Problem: Where a line of the material contains the string "http", copy that line.

Records for this task:
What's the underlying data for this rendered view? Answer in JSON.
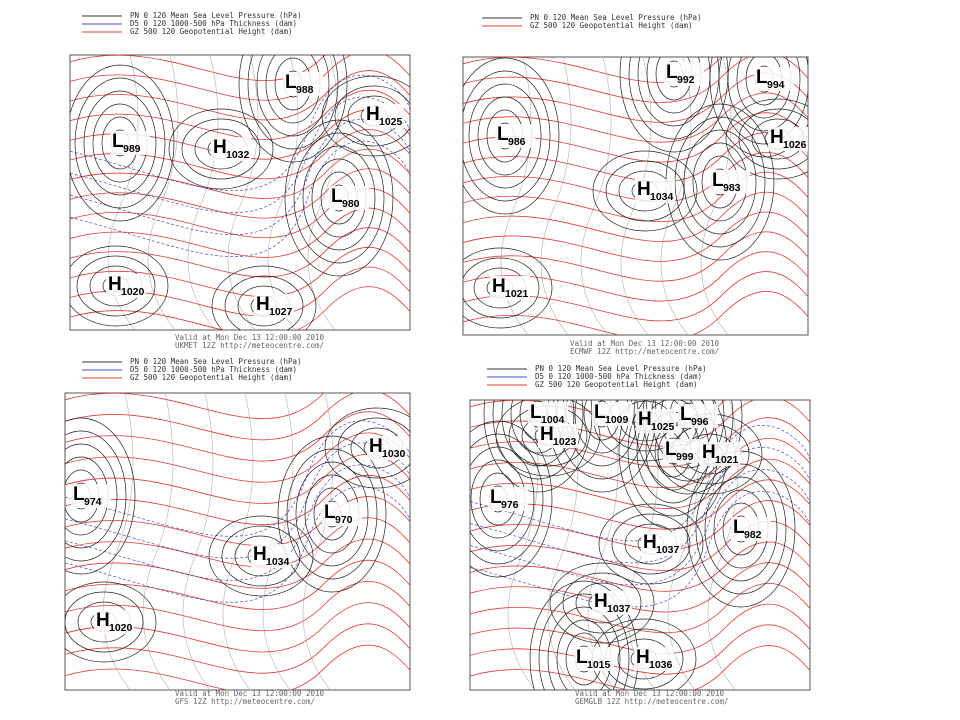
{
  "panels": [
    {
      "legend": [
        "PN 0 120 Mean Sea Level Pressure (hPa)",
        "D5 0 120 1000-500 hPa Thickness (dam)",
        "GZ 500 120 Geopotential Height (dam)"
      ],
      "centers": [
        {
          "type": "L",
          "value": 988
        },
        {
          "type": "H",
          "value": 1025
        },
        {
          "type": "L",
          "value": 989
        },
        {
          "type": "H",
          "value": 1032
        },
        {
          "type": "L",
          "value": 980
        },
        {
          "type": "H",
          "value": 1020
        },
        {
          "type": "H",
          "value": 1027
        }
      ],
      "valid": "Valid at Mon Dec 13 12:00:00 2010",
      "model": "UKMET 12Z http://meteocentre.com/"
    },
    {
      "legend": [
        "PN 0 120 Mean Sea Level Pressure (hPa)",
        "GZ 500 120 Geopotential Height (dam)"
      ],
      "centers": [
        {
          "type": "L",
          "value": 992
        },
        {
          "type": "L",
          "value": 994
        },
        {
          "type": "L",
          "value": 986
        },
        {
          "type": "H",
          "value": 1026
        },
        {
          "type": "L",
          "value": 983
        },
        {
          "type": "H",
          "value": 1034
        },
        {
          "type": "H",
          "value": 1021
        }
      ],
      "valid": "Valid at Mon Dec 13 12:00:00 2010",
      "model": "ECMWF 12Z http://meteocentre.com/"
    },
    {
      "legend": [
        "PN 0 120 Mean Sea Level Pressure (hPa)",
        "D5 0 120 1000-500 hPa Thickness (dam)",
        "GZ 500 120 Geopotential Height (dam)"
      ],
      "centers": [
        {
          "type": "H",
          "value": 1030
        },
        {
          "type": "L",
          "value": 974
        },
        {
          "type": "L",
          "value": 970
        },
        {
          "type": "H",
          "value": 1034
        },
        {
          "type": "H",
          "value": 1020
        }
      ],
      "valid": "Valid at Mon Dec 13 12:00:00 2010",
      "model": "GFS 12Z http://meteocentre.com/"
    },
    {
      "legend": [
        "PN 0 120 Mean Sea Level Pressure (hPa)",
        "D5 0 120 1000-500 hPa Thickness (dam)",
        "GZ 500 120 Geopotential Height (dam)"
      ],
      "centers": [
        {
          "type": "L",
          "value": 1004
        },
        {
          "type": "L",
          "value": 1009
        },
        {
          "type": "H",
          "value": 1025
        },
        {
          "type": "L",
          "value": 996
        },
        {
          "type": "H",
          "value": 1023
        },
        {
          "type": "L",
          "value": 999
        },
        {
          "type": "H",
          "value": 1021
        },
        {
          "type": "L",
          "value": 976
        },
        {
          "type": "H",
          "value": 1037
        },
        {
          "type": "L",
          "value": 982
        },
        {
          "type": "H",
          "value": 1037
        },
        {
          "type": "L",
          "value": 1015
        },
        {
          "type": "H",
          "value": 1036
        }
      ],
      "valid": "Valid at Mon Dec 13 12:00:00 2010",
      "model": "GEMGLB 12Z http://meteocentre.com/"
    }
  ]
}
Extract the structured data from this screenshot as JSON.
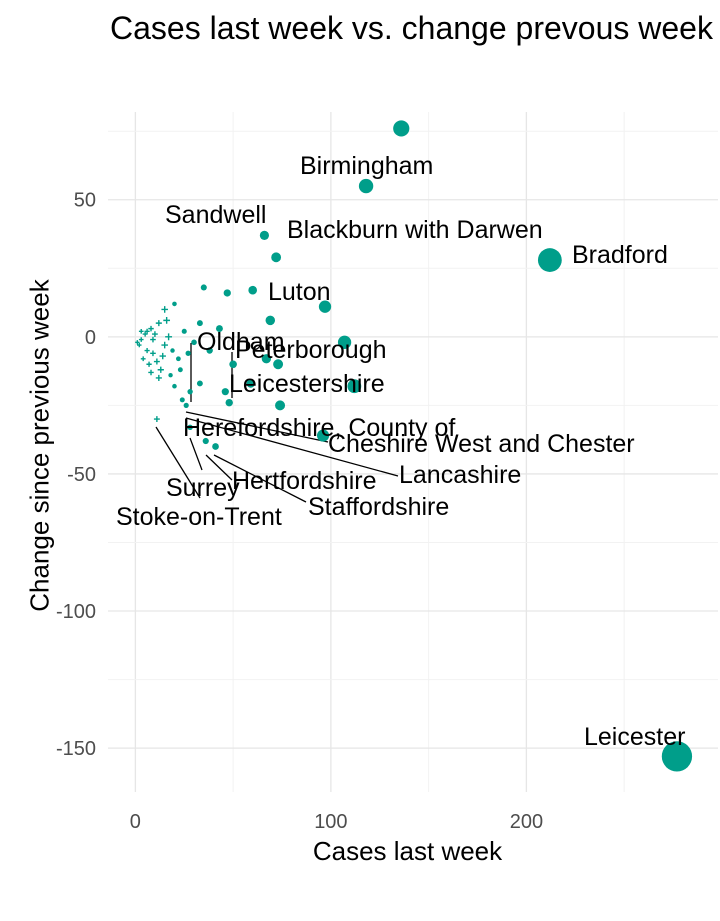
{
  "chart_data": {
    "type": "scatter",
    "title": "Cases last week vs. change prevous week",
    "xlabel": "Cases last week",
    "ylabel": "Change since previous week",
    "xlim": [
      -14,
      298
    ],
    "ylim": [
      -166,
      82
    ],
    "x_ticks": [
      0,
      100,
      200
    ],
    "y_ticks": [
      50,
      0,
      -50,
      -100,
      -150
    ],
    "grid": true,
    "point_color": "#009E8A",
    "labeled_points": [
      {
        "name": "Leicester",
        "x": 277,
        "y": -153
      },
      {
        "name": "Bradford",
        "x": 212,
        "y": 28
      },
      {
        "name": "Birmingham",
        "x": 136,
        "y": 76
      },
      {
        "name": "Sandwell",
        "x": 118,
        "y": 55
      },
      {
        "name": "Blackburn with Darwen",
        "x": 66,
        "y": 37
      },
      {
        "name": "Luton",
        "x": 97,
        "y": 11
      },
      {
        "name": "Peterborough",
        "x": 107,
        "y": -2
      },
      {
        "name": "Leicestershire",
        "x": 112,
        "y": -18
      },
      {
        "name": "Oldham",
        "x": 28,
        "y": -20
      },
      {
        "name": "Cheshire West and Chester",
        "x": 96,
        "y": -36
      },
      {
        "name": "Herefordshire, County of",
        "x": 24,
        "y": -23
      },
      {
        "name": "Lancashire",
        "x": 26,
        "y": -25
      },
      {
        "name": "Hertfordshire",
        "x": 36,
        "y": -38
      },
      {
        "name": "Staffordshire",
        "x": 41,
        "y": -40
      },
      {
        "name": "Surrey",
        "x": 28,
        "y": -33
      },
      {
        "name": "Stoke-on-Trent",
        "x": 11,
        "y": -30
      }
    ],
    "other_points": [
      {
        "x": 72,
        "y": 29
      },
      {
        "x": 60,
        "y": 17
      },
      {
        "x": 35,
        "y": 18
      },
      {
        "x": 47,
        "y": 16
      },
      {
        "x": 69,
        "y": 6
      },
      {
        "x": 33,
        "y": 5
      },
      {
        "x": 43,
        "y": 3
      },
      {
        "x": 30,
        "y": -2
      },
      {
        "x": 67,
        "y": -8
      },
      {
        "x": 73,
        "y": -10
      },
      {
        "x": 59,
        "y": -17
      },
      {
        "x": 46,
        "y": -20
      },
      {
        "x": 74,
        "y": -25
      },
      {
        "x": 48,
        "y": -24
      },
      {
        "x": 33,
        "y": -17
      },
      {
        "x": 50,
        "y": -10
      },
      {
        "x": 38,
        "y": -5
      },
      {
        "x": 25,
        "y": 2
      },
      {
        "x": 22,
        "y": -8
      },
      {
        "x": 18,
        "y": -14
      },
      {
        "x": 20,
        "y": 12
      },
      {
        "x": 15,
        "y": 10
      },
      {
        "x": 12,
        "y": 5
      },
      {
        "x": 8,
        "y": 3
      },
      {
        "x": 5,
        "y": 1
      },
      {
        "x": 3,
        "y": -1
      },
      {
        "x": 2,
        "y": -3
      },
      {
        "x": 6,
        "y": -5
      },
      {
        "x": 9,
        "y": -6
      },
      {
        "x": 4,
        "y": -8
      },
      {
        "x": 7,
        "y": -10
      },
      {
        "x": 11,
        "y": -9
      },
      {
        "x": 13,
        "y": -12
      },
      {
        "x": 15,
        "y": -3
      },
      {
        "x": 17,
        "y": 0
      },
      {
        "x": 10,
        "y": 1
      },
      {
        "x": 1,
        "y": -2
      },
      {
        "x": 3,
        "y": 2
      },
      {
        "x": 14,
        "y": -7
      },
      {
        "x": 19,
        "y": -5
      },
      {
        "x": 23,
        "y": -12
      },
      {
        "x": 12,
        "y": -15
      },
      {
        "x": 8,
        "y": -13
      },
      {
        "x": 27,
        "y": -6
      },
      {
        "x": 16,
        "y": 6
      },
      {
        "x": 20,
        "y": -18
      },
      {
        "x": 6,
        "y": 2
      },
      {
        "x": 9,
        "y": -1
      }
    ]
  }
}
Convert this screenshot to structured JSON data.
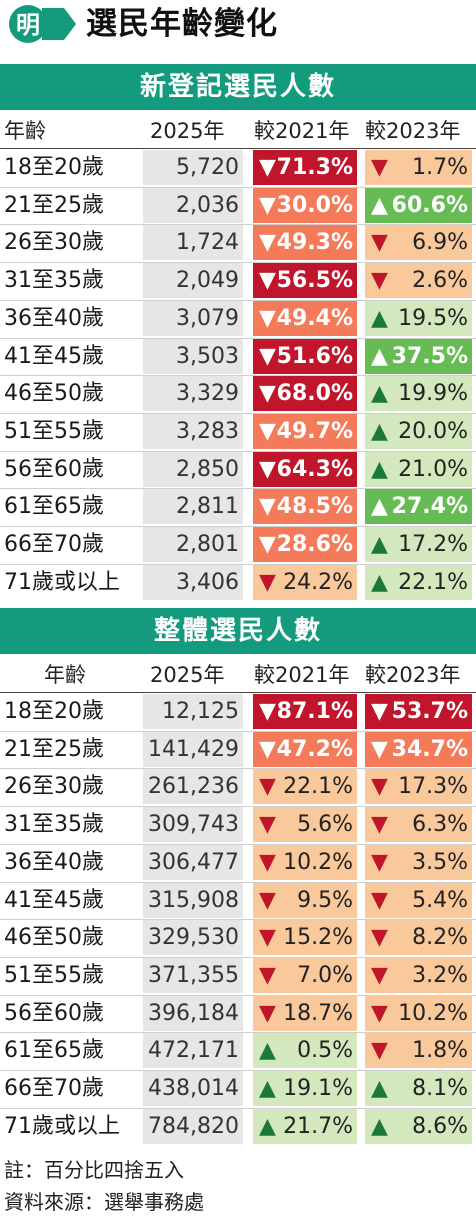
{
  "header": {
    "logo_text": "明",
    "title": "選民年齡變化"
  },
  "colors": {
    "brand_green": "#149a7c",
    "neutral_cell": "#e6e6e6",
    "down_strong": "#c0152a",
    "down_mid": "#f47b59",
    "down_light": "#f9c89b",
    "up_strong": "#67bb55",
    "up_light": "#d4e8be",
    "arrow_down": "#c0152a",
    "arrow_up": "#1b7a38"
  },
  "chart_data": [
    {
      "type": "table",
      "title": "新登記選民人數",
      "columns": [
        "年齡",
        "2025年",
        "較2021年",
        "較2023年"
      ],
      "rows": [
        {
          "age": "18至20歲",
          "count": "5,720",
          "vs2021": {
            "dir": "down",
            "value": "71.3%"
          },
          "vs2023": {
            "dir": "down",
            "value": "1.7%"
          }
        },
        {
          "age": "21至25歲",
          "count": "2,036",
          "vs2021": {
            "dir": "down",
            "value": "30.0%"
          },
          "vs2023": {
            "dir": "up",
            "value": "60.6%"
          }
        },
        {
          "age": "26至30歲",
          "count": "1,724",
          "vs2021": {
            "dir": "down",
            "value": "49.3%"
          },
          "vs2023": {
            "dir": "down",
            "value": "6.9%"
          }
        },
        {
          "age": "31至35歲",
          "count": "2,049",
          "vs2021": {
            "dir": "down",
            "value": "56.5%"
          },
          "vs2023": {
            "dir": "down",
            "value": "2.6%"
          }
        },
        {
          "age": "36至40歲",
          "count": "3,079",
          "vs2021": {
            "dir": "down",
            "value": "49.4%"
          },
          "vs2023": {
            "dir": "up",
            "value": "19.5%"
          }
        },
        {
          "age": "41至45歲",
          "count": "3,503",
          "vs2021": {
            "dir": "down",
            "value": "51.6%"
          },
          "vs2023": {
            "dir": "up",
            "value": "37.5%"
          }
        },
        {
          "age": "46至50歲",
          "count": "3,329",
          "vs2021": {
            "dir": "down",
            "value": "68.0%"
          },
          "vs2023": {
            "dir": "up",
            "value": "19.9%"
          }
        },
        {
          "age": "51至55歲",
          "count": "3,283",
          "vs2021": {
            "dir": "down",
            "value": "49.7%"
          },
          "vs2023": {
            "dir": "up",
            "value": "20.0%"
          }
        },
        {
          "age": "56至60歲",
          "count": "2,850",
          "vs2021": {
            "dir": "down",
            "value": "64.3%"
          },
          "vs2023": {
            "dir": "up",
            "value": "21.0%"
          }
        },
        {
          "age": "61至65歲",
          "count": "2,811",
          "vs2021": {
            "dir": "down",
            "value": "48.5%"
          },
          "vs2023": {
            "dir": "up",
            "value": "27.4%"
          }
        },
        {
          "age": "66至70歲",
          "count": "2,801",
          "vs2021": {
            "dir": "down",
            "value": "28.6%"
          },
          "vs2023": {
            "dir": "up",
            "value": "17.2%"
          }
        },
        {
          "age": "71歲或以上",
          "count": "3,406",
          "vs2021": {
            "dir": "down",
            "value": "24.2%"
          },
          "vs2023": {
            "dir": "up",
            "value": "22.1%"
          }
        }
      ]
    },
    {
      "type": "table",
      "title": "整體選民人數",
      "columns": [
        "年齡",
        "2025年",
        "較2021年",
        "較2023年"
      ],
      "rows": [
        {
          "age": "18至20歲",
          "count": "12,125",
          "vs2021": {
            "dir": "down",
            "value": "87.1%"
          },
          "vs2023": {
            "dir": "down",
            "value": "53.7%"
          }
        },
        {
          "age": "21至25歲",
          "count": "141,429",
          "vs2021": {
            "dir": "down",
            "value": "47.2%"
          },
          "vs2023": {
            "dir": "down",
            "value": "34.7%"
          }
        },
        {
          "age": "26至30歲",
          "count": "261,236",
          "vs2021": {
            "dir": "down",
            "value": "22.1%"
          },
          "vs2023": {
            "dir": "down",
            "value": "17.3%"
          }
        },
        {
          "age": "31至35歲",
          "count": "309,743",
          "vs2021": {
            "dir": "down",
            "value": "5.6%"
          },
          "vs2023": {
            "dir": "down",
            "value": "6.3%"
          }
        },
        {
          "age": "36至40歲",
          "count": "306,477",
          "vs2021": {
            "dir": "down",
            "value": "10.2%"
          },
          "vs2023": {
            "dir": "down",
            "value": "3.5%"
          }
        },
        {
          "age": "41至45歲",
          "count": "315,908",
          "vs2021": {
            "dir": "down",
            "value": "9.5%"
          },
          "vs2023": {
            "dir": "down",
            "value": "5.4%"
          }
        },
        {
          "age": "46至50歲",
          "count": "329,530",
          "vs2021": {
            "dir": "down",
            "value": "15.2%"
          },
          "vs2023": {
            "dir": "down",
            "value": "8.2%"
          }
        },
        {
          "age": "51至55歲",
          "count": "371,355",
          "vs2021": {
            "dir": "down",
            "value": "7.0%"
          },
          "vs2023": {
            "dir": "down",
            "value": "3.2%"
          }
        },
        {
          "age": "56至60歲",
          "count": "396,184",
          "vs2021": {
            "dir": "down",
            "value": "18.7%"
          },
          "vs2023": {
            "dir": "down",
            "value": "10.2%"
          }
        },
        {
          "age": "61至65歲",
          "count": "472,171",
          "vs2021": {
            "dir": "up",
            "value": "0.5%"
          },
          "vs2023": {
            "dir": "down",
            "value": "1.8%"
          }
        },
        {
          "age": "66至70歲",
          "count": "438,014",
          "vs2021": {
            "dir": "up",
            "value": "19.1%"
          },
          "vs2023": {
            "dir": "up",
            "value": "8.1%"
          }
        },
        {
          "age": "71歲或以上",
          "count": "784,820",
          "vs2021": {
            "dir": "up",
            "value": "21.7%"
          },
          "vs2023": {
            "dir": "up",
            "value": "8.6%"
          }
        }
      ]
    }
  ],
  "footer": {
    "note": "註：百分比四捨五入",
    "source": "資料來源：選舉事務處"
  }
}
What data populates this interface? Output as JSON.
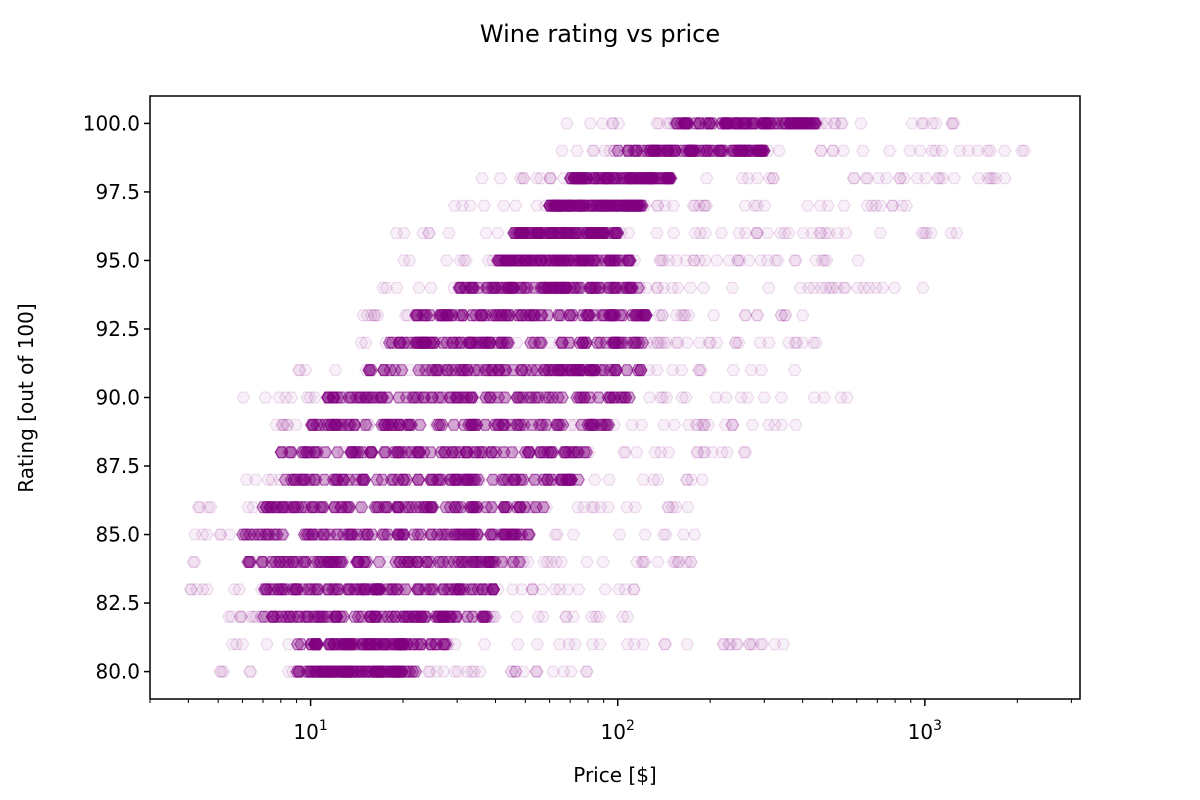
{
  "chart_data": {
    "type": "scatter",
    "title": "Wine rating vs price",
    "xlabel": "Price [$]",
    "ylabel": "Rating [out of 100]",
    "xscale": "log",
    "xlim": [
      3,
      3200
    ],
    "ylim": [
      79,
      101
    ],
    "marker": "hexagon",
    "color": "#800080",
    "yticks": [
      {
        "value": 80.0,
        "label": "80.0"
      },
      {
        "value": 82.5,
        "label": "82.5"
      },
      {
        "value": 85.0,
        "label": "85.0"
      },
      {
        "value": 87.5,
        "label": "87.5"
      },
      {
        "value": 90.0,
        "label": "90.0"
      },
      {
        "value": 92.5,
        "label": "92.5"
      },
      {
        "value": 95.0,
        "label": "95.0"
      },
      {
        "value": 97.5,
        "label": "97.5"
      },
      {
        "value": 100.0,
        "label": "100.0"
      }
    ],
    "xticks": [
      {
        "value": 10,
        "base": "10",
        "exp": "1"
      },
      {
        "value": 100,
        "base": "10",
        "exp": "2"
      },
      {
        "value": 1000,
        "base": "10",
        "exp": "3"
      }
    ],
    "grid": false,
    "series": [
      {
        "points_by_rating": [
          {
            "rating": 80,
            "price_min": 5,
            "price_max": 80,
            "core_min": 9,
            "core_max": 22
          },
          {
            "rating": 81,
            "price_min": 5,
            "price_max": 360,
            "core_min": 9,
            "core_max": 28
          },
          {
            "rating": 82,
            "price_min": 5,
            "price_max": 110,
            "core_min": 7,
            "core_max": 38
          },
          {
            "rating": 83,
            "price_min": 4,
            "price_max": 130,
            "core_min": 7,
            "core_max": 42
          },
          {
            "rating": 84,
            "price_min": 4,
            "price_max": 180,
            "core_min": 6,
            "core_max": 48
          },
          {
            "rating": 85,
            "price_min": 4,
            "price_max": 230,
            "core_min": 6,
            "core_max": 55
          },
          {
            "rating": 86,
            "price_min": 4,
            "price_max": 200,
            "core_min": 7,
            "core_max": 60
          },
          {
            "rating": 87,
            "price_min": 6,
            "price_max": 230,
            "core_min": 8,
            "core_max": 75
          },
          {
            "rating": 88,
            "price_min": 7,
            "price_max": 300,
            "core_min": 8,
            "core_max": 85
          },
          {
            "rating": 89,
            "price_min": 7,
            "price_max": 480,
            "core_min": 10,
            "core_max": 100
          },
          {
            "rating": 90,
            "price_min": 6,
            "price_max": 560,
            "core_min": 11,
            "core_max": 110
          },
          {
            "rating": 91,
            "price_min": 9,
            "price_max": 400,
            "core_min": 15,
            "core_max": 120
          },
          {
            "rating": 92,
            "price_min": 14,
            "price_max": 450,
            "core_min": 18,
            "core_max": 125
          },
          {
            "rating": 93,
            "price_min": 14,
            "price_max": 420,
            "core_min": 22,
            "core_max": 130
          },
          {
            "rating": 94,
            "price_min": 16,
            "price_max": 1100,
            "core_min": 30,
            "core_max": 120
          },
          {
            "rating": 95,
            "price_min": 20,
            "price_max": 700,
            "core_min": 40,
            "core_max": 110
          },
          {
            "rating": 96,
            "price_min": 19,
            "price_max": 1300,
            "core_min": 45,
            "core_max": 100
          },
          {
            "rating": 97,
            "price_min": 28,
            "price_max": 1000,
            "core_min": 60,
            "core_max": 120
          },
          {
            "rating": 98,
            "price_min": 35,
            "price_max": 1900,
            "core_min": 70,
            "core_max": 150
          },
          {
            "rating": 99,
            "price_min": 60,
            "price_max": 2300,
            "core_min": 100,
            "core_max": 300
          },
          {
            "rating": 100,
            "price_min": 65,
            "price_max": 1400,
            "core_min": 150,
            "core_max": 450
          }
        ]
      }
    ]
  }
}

Full answer:
      "model": "UKMET 12Z http://meteocentre.com/"
      "model": "ECMWF 12Z http://meteocentre.com/"
      "model": "GFS 12Z http://meteocentre.com/"
      "model": "GEMGLB 12Z http://meteocentre.com/"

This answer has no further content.